- _PROBLEM DESCRIPTION_
Give back the entire listing verbatim.

-- BEGIN --

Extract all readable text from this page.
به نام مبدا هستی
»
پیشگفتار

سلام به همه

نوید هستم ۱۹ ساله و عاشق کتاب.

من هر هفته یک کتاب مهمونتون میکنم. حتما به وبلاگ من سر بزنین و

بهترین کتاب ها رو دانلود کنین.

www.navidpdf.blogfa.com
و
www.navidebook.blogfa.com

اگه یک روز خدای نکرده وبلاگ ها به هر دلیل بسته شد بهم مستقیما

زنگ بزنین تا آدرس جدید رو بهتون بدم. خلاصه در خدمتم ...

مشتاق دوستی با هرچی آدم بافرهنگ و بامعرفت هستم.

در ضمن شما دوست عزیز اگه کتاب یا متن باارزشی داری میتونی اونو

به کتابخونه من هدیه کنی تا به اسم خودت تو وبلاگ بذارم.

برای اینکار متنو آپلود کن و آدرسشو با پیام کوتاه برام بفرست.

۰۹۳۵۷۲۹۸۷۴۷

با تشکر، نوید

-- END --

- _OUTPUT FOR THIS EXERCISE_
Extract all readable text from this page.
به نام مبدا هستی
»
پیشگفتار

سلام به همه

نوید هستم ۱۹ ساله و عاشق کتاب.

من هر هفته یک کتاب مهمونتون میکنم. حتما به وبلاگ من سر بزنین و

بهترین کتاب ها رو دانلود کنین.

www.navidpdf.blogfa.com
و
www.navidebook.blogfa.com

اگه یک روز خدای نکرده وبلاگ ها به هر دلیل بسته شد بهم مستقیما

زنگ بزنین تا آدرس جدید رو بهتون بدم. خلاصه در خدمتم ...

مشتاق دوستی با هرچی آدم بافرهنگ و بامعرفت هستم.

در ضمن شما دوست عزیز اگه کتاب یا متن باارزشی داری میتونی اونو

به کتابخونه من هدیه کنی تا به اسم خودت تو وبلاگ بذارم.

برای اینکار متنو آپلود کن و آدرسشو با پیام کوتاه برام بفرست.

۰۹۳۵۷۲۹۸۷۴۷

با تشکر، نوید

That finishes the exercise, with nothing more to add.